Allan Sandage and the Distance Scale
G.A. Tammann, B. Reindl (Department of Physics, Astronomy, Univ. of, Basel)

TL;DR
This paper reviews Allan Sandage's extensive work on the cosmic distance scale, highlighting his contributions to calibrating the Hubble constant through various indicators like Cepheids, SNe Ia, and TRGB, leading to a refined value of H0.
Contribution
It provides a comprehensive historical and methodological overview of Sandage's work, emphasizing the development and application of different distance indicators to determine H0.

• **The tasks**
• 1. Answer these questions using the text on Allan Sandage and the distance scale:
(a) Which two authors are listed?
(b) Which distance indicators are given as examples?
(c) Which constant does Sandage's calibration work aim to determine?
• 2. Reproduce word for word the passage of the text on Allan Sandage and the distance scale starting with "Allan Sandage and" and going on through "value of H0.".
The material after this point stands apart from the text on Allan Sandage and the distance scale.

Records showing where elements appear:
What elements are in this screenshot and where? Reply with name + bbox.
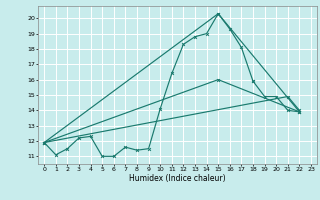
X-axis label: Humidex (Indice chaleur): Humidex (Indice chaleur) <box>129 174 226 183</box>
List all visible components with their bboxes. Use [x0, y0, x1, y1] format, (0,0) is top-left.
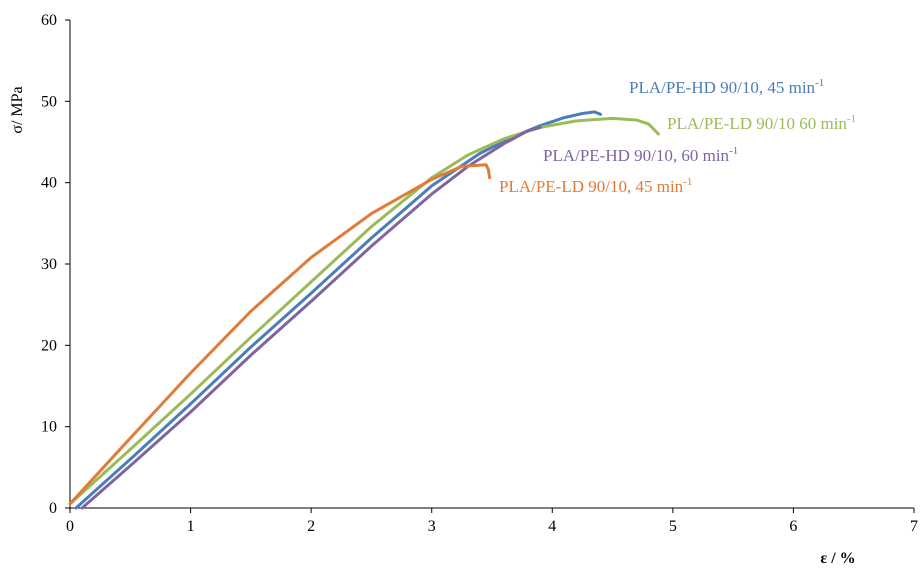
y-tick-label: 30 [41, 256, 57, 273]
x-tick-label: 7 [910, 518, 918, 535]
series-label-2: PLA/PE-HD 90/10, 60 min-1 [543, 145, 738, 165]
y-tick-label: 20 [41, 337, 57, 354]
y-tick-label: 60 [41, 12, 57, 29]
series-label-0: PLA/PE-HD 90/10, 45 min-1 [629, 77, 824, 97]
series-label-superscript: -1 [815, 77, 824, 89]
series-label-superscript: -1 [683, 176, 692, 188]
x-tick-label: 5 [669, 518, 677, 535]
x-tick-label: 6 [789, 518, 797, 535]
y-tick-label: 0 [49, 500, 57, 517]
plot-lines [68, 110, 660, 510]
axes [65, 19, 915, 513]
y-axis-title: σ/ MPa [9, 86, 26, 133]
series-label-1: PLA/PE-LD 90/10 60 min-1 [667, 113, 856, 133]
x-tick-label: 0 [66, 518, 74, 535]
series-label-superscript: -1 [729, 145, 738, 157]
y-tick-label: 50 [41, 93, 57, 110]
series-label-3: PLA/PE-LD 90/10, 45 min-1 [499, 176, 692, 196]
series-label-text: PLA/PE-LD 90/10, 45 min [499, 177, 684, 196]
series-label-superscript: -1 [847, 113, 856, 125]
series-line-2 [80, 125, 542, 510]
series-line-0 [74, 110, 602, 510]
y-tick-label: 10 [41, 419, 57, 436]
tick-labels: 0 1 2 3 4 5 6 7 0 10 20 30 40 50 60 [41, 12, 918, 535]
series-line-1 [68, 116, 660, 506]
y-tick-label: 40 [41, 175, 57, 192]
series-label-text: PLA/PE-LD 90/10 60 min [667, 114, 847, 133]
series-label-text: PLA/PE-HD 90/10, 60 min [543, 146, 730, 165]
x-tick-label: 1 [187, 518, 195, 535]
series-line-3 [68, 163, 492, 506]
x-axis-title: ε / % [820, 550, 855, 567]
x-tick-label: 3 [428, 518, 436, 535]
x-tick-label: 4 [548, 518, 556, 535]
x-tick-label: 2 [307, 518, 315, 535]
series-label-text: PLA/PE-HD 90/10, 45 min [629, 78, 816, 97]
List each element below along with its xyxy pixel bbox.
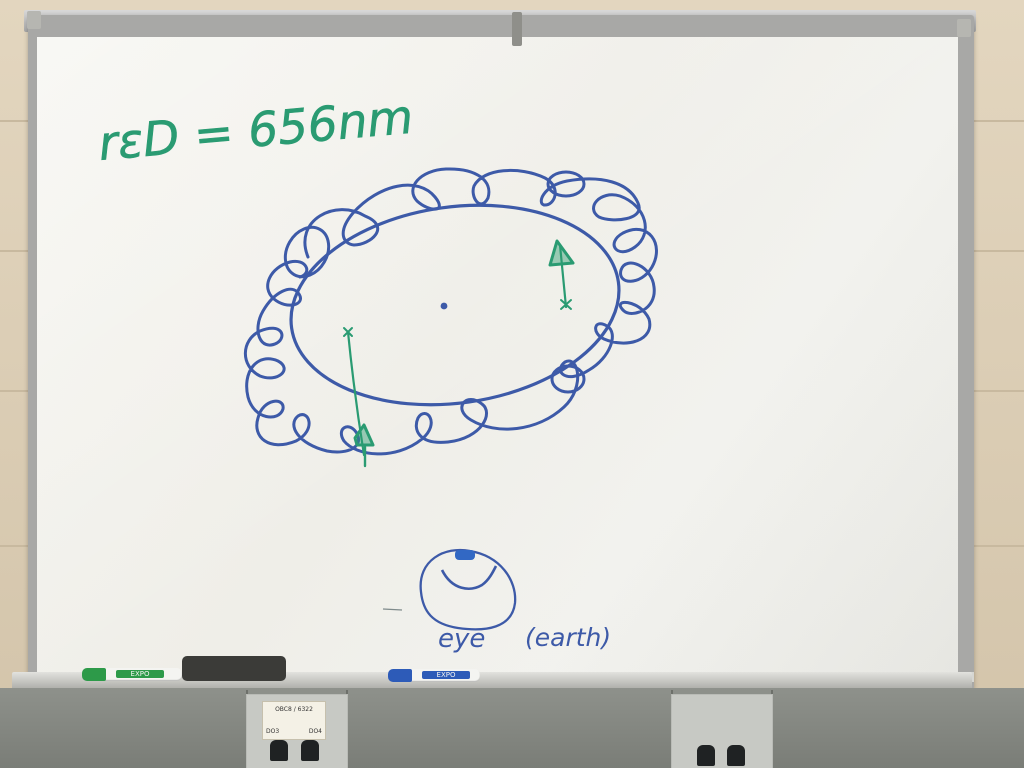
looping-outer-ring bbox=[244, 167, 658, 456]
lower-wall-panel bbox=[0, 688, 1024, 768]
vertical-arrow-line bbox=[346, 330, 366, 457]
power-outlet-box bbox=[671, 694, 773, 768]
network-plate-top-label: OBC8 / 6322 bbox=[275, 706, 313, 713]
power-plug-left bbox=[697, 745, 715, 766]
upper-arrow-line bbox=[558, 243, 568, 309]
earth-label: (earth) bbox=[525, 623, 611, 652]
network-jack-plate: OBC8 / 6322 DO3 DO4 bbox=[262, 701, 326, 740]
orbit-drawing bbox=[244, 167, 658, 456]
rail-end-left bbox=[27, 11, 41, 29]
x-mark-top bbox=[343, 327, 353, 337]
green-marker-cap bbox=[82, 668, 106, 681]
eye-circle bbox=[419, 548, 517, 631]
center-dot bbox=[440, 302, 448, 310]
green-marker-label: EXPO bbox=[116, 670, 164, 678]
green-marker: EXPO bbox=[82, 668, 182, 681]
inner-ellipse bbox=[289, 203, 621, 407]
board-clip bbox=[512, 12, 522, 46]
x-mark-right bbox=[560, 299, 572, 310]
power-plug-right bbox=[727, 745, 745, 766]
network-plug-right bbox=[301, 740, 319, 761]
loop-marker-3 bbox=[550, 364, 586, 394]
blue-marker: EXPO bbox=[388, 669, 480, 682]
upper-triangle-arrow bbox=[548, 239, 575, 267]
blue-marker-cap bbox=[388, 669, 412, 682]
eye-label: eye bbox=[438, 624, 485, 654]
rail-end-right bbox=[957, 19, 971, 37]
eye-highlight bbox=[455, 550, 475, 560]
lower-triangle-arrow bbox=[353, 423, 375, 447]
loop-marker-2 bbox=[546, 170, 586, 198]
network-plug-left bbox=[270, 740, 288, 761]
eye-curve bbox=[440, 565, 498, 590]
eye-drawing bbox=[382, 548, 517, 631]
loop-marker-1 bbox=[283, 225, 331, 279]
network-plate-left-label: DO3 bbox=[266, 728, 280, 735]
eye-smudge bbox=[382, 608, 403, 611]
blue-marker-label: EXPO bbox=[422, 671, 470, 679]
eye-labels: eye (earth) bbox=[438, 623, 611, 654]
board-eraser bbox=[182, 656, 286, 681]
network-plate-right-label: DO4 bbox=[308, 728, 322, 735]
green-arrows bbox=[343, 239, 575, 468]
board-reflection bbox=[37, 37, 958, 673]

• **Complete answers**
• 1.
(a) G.A. Tammann and B. Reindl
(b) Cepheids, SNe Ia and TRGB
(c) The Hubble constant, H0

• 2.
Allan Sandage and the Distance Scale
G.A. Tammann, B. Reindl (Department of Physics, Astronomy, Univ. of, Basel)

TL;DR
This paper reviews Allan Sandage's extensive work on the cosmic distance scale, highlighting his contributions to calibrating the Hubble constant through various indicators like Cepheids, SNe Ia, and TRGB, leading to a refined value of H0.